>>
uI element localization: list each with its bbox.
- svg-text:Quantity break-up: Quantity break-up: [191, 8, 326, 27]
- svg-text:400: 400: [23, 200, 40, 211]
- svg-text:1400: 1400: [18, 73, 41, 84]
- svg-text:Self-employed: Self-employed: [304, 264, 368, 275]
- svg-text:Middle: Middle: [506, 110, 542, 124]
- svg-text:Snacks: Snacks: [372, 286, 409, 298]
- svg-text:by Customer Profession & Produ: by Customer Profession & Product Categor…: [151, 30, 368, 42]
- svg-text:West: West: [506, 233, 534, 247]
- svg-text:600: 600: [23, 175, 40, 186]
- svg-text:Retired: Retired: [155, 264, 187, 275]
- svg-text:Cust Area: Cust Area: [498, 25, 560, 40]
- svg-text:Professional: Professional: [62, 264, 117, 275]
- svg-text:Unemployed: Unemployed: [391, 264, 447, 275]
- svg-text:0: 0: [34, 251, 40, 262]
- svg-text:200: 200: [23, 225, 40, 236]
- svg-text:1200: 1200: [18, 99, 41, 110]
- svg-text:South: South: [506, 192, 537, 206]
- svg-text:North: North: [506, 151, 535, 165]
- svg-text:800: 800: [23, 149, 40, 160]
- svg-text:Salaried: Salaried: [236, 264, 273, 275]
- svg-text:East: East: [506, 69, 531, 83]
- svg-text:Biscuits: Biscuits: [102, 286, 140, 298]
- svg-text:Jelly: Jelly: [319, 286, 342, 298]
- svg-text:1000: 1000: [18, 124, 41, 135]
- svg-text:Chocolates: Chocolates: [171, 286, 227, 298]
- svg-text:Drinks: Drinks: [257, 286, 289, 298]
<<
== WRITTEN INSTRUCTION ==
Rewrite the listing above as a numbered list, leaving out any blank lines.

== THE OUTPUT ==
1. uI element localization: list each with its bbox.
2. - svg-text:Quantity break-up: Quantity break-up: [191, 8, 326, 27]
3. - svg-text:400: 400: [23, 200, 40, 211]
4. - svg-text:1400: 1400: [18, 73, 41, 84]
5. - svg-text:Self-employed: Self-employed: [304, 264, 368, 275]
6. - svg-text:Middle: Middle: [506, 110, 542, 124]
7. - svg-text:Snacks: Snacks: [372, 286, 409, 298]
8. - svg-text:by Customer Profession & Produ: by Customer Profession & Product Categor…: [151, 30, 368, 42]
9. - svg-text:West: West: [506, 233, 534, 247]
10. - svg-text:600: 600: [23, 175, 40, 186]
11. - svg-text:Retired: Retired: [155, 264, 187, 275]
12. - svg-text:Cust Area: Cust Area: [498, 25, 560, 40]
13. - svg-text:Professional: Professional: [62, 264, 117, 275]
14. - svg-text:Unemployed: Unemployed: [391, 264, 447, 275]
15. - svg-text:0: 0: [34, 251, 40, 262]
16. - svg-text:200: 200: [23, 225, 40, 236]
17. - svg-text:1200: 1200: [18, 99, 41, 110]
18. - svg-text:South: South: [506, 192, 537, 206]
19. - svg-text:North: North: [506, 151, 535, 165]
20. - svg-text:800: 800: [23, 149, 40, 160]
21. - svg-text:Salaried: Salaried: [236, 264, 273, 275]
22. - svg-text:East: East: [506, 69, 531, 83]
23. - svg-text:Biscuits: Biscuits: [102, 286, 140, 298]
24. - svg-text:Jelly: Jelly: [319, 286, 342, 298]
25. - svg-text:1000: 1000: [18, 124, 41, 135]
26. - svg-text:Chocolates: Chocolates: [171, 286, 227, 298]
27. - svg-text:Drinks: Drinks: [257, 286, 289, 298]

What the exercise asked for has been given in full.